* Do this:
No pictures belong in the copy; return exactly the lines from the one with "Output a JSON object describing the text" through the one with "What's the underlying", both ends included, and nothing else.

* Data listing:
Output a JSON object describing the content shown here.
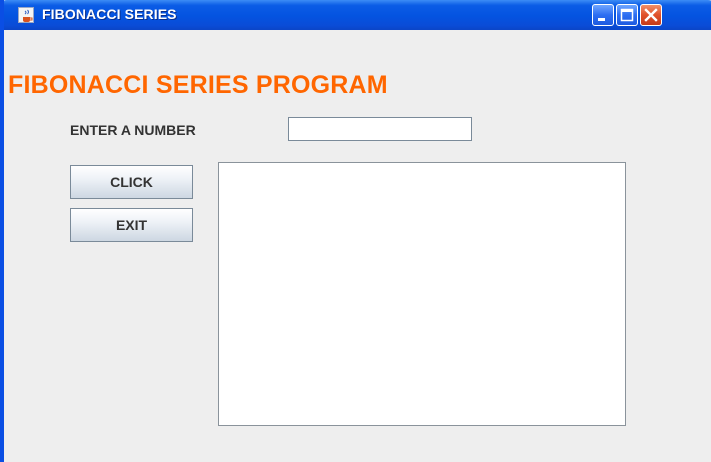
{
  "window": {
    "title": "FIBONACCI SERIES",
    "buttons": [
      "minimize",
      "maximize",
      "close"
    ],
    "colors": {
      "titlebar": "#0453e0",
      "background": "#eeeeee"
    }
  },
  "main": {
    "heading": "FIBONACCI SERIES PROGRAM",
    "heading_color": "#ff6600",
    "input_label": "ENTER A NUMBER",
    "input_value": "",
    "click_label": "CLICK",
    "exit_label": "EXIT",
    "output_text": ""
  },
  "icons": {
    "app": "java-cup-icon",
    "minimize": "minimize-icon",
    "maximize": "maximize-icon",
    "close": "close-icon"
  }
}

---

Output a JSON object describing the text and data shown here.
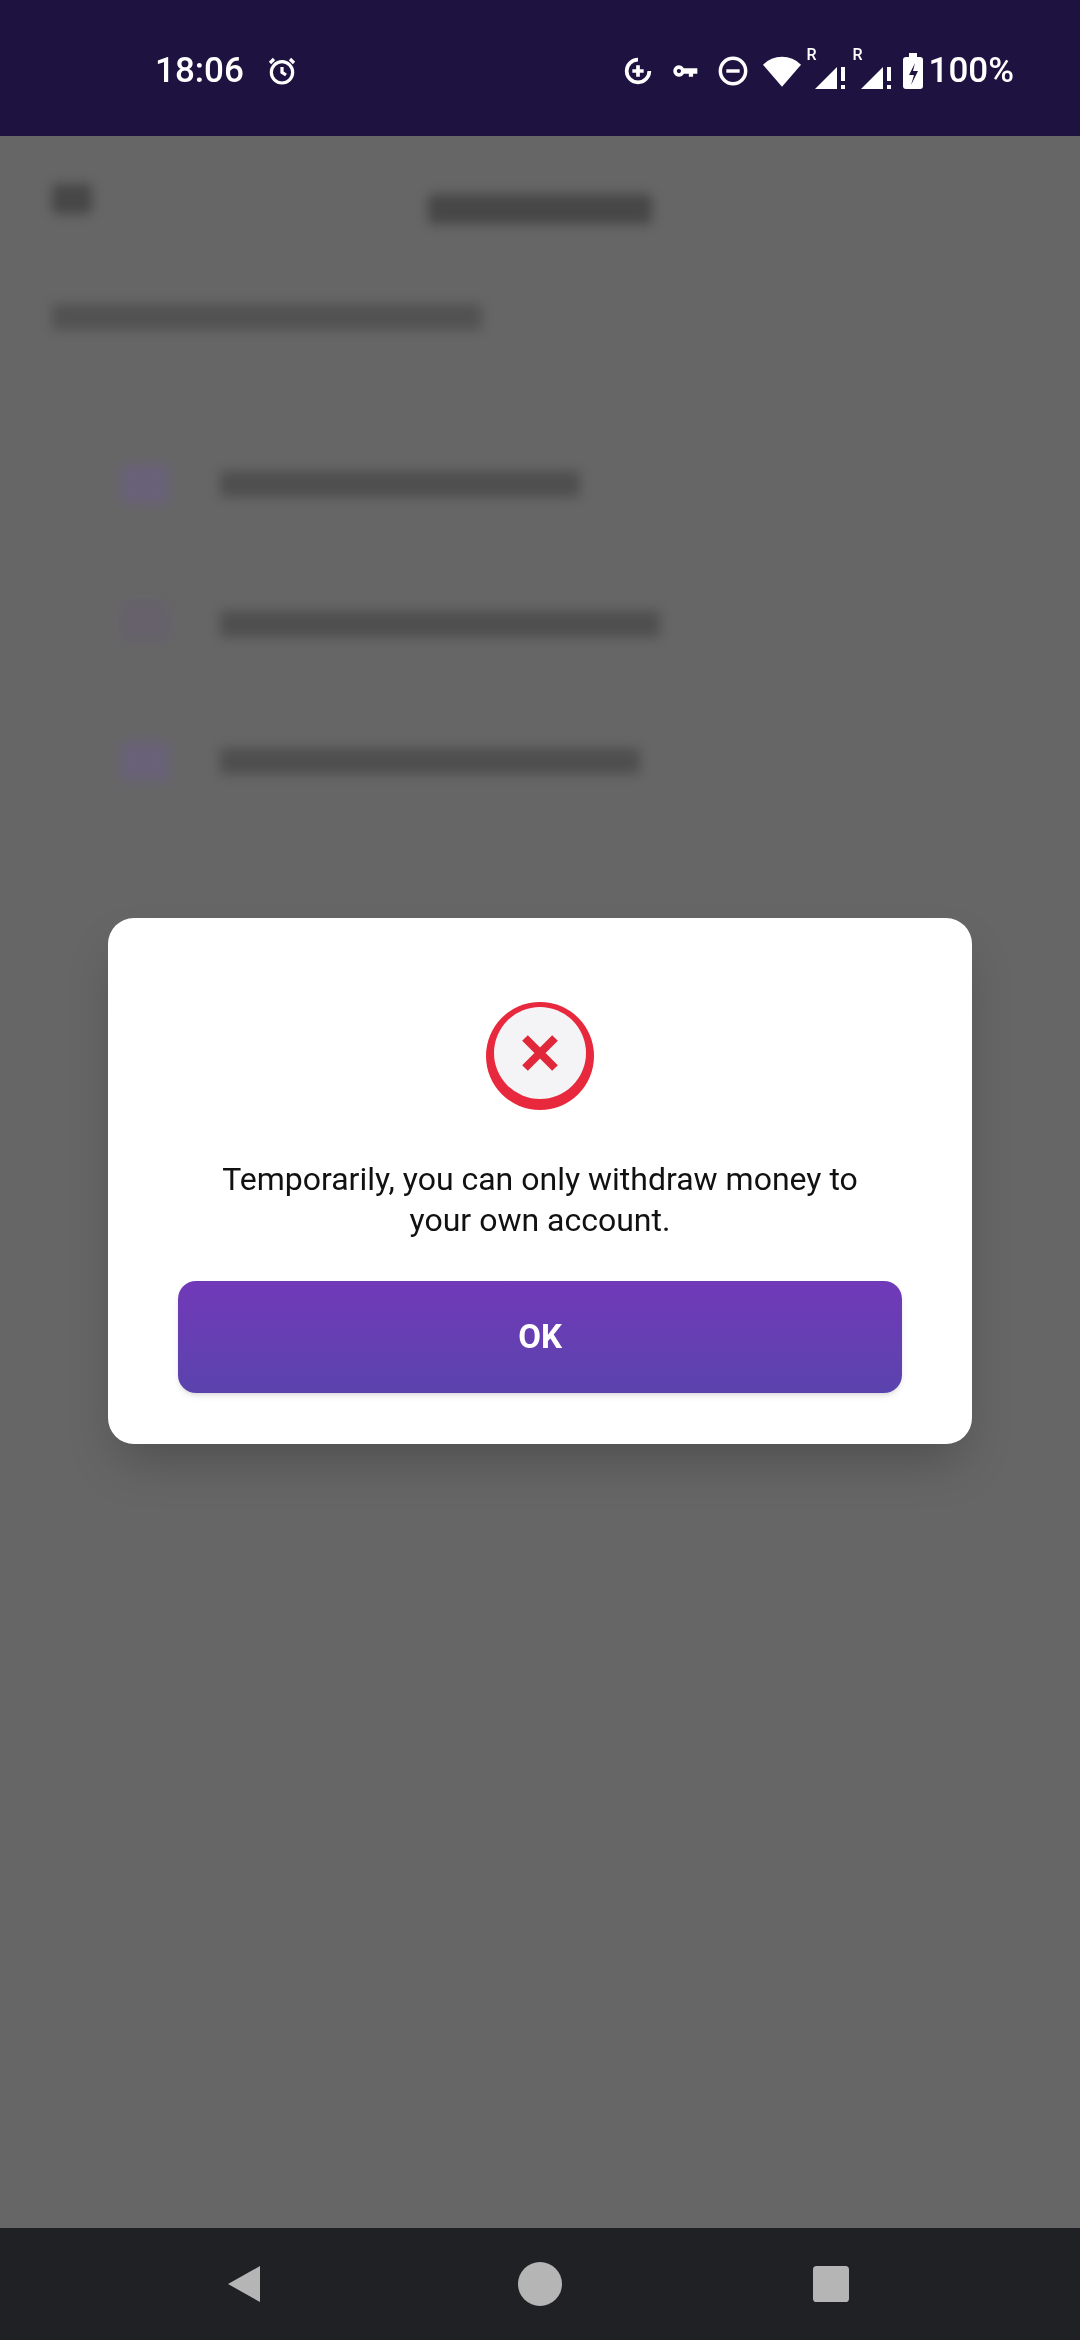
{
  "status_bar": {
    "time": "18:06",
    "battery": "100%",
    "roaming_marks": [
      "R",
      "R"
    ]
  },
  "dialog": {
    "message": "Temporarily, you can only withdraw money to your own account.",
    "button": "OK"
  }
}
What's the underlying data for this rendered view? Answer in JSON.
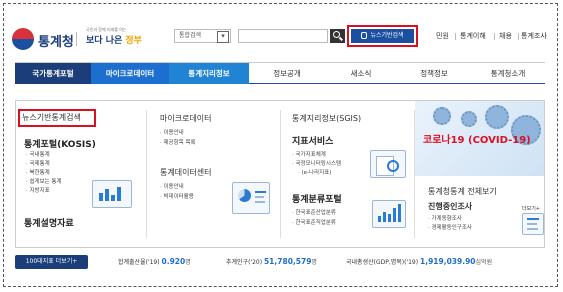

...

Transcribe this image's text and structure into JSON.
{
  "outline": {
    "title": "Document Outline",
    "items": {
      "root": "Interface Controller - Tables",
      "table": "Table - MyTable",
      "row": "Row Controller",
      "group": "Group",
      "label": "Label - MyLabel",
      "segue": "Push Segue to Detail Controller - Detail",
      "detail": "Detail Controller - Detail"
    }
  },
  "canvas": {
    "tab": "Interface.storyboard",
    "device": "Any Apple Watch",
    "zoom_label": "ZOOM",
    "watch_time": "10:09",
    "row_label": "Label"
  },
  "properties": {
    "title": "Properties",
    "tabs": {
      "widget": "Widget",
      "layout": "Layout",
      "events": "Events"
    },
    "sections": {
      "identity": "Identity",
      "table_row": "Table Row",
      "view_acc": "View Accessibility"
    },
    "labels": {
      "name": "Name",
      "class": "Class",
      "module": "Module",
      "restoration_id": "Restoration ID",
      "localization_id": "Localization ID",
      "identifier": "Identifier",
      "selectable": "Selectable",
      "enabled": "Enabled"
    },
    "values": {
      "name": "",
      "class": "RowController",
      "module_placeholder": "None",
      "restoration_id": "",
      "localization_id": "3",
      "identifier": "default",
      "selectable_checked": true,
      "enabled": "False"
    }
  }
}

* Output for this exercise:
Output a JSON object describing the text and data shown here.
{
  "status_bar": {
    "time": "18:06",
    "battery": "100%",
    "roaming_marks": [
      "R",
      "R"
    ]
  },
  "dialog": {
    "message": "Temporarily, you can only withdraw money to your own account.",
    "button": "OK"
  }
}
What's the underlying data for this rendered view? Answer in JSON.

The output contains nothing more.